[GIVEN DATA]
■ ■ ■

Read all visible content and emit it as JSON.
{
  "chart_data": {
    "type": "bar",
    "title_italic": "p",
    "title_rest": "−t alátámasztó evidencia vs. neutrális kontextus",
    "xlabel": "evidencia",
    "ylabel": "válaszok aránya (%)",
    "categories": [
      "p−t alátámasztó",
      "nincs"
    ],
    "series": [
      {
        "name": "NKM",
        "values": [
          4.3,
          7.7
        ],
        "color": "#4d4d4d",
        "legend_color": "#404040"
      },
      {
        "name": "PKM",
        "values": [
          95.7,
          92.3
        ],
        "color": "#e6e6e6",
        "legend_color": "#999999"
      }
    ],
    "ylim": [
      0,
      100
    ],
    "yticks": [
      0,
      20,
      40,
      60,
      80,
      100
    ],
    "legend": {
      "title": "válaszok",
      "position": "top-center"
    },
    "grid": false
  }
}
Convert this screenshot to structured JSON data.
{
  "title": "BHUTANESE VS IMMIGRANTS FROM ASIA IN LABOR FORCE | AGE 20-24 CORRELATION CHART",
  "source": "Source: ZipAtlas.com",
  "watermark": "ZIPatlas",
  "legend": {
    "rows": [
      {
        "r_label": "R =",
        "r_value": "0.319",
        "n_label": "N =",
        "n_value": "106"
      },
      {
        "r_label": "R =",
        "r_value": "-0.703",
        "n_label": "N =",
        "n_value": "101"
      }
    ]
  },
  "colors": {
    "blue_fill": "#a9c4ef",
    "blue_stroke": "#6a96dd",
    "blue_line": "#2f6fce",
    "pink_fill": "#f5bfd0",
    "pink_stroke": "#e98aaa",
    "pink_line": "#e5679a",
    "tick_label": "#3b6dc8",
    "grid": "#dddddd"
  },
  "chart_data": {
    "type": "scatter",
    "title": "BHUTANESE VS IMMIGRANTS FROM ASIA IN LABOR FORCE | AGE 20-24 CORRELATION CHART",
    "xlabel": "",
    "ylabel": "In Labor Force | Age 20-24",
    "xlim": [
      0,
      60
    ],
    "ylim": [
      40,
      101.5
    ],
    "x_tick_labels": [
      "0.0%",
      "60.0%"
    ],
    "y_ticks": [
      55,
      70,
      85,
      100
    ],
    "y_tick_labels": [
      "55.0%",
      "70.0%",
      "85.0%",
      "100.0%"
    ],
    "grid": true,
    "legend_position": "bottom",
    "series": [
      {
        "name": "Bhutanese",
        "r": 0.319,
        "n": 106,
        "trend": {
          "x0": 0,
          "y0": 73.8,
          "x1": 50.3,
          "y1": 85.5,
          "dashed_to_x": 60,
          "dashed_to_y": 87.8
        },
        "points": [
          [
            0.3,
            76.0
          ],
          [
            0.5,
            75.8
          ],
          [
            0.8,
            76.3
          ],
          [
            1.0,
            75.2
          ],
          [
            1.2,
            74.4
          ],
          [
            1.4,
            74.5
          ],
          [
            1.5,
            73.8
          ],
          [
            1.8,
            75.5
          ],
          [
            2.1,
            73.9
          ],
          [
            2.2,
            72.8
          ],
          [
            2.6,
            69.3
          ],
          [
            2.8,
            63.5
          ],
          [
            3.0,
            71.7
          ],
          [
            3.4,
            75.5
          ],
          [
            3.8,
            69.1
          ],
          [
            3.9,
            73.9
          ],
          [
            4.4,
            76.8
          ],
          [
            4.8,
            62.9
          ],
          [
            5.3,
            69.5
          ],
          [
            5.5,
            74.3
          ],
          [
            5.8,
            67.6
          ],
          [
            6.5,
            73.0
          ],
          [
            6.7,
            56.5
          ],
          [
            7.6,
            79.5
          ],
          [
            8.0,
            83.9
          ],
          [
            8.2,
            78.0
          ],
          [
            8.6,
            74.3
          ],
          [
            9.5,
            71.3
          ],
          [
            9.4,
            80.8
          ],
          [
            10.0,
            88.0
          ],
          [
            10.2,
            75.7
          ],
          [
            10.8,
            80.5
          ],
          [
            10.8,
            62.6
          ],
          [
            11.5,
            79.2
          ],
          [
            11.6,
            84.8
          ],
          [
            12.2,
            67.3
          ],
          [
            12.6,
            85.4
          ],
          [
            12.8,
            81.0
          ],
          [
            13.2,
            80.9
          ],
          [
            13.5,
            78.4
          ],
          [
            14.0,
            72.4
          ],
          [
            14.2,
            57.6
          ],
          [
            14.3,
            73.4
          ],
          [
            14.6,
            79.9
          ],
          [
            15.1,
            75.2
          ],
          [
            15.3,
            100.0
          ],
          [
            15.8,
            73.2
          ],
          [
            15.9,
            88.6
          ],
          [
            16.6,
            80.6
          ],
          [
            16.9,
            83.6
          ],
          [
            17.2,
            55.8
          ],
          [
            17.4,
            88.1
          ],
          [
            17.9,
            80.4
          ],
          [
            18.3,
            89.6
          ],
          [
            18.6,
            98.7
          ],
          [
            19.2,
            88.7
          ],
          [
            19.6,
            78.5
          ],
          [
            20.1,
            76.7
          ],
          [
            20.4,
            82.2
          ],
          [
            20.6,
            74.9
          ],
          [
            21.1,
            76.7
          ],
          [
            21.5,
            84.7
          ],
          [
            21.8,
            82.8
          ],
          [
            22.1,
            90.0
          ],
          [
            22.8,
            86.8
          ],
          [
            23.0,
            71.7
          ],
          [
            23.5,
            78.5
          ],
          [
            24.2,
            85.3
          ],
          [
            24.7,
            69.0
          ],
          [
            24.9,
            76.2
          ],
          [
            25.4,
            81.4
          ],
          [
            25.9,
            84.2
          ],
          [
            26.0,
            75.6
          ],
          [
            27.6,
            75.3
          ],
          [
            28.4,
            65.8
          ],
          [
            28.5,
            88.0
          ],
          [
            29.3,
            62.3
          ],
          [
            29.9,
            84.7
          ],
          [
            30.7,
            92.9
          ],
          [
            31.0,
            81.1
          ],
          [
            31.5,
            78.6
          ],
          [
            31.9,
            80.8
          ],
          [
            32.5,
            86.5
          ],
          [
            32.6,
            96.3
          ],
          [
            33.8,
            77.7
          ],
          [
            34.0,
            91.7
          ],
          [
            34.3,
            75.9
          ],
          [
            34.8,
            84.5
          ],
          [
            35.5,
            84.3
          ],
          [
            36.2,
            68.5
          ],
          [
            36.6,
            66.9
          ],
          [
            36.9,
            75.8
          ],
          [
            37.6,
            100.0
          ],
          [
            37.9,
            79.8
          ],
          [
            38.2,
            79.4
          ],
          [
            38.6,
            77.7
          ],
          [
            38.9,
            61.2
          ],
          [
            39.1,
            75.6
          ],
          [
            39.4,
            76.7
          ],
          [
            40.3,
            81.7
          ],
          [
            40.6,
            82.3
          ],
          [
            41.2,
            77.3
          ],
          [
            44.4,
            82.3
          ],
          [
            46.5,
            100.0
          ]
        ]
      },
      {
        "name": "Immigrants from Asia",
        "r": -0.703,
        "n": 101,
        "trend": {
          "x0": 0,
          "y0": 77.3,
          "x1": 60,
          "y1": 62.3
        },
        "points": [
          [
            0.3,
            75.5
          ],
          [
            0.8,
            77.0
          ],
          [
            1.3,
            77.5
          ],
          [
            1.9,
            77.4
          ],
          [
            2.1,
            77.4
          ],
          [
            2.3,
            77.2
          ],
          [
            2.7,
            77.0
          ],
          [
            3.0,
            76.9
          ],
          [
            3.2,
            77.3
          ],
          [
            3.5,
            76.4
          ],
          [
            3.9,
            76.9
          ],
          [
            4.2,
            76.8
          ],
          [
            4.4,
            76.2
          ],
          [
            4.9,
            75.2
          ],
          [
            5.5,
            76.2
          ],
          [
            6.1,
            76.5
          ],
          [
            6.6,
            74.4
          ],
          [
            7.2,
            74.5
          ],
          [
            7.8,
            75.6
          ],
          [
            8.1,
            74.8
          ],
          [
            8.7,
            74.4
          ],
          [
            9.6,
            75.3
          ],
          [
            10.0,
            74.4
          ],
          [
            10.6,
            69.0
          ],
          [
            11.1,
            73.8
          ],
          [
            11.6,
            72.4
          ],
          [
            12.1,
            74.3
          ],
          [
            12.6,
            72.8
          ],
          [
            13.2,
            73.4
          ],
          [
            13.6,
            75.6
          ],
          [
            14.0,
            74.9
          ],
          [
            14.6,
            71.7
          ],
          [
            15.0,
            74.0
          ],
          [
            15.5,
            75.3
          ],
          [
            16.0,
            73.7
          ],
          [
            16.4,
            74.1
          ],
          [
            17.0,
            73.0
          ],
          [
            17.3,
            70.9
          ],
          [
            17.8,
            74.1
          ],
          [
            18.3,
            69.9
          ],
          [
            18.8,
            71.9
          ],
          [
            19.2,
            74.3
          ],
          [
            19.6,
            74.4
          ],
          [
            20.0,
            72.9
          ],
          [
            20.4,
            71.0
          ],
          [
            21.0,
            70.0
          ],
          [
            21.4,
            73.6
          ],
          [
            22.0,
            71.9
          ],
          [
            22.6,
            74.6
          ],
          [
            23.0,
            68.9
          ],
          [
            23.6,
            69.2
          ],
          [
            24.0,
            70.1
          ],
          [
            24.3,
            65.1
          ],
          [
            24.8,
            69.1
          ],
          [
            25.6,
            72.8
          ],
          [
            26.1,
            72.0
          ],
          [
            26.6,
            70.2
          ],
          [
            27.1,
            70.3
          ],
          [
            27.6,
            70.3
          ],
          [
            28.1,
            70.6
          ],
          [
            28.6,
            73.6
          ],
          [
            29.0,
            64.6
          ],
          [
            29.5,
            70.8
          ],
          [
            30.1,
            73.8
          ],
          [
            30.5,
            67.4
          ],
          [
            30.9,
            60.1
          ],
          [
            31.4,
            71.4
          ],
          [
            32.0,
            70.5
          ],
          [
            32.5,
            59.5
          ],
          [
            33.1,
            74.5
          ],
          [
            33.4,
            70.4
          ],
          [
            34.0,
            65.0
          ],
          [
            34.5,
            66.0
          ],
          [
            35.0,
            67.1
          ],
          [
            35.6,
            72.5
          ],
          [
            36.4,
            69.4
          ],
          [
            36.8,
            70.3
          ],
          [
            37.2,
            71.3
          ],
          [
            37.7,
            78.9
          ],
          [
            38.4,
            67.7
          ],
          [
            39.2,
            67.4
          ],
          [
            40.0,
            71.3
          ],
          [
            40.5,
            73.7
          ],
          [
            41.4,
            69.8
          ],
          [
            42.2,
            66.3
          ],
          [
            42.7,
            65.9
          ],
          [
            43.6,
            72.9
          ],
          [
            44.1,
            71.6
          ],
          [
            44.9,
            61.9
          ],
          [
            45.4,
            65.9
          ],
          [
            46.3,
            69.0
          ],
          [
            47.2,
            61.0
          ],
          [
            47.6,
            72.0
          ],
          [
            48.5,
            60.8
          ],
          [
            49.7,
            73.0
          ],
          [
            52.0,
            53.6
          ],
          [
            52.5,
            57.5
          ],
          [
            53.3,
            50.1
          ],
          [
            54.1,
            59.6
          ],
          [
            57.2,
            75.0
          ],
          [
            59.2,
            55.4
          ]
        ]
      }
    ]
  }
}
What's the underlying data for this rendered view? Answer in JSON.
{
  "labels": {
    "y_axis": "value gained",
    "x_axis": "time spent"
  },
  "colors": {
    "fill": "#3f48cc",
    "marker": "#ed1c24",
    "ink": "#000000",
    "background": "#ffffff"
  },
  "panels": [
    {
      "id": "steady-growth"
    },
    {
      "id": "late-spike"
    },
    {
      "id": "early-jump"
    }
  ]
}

■ ■ ■

[EXERCISE TASK] Pick out each line in the material containing "alátámasztó".

[TASK OUTPUT]
    "title_rest": "−t alátámasztó evidencia vs. neutrális kontextus",
      "p−t alátámasztó",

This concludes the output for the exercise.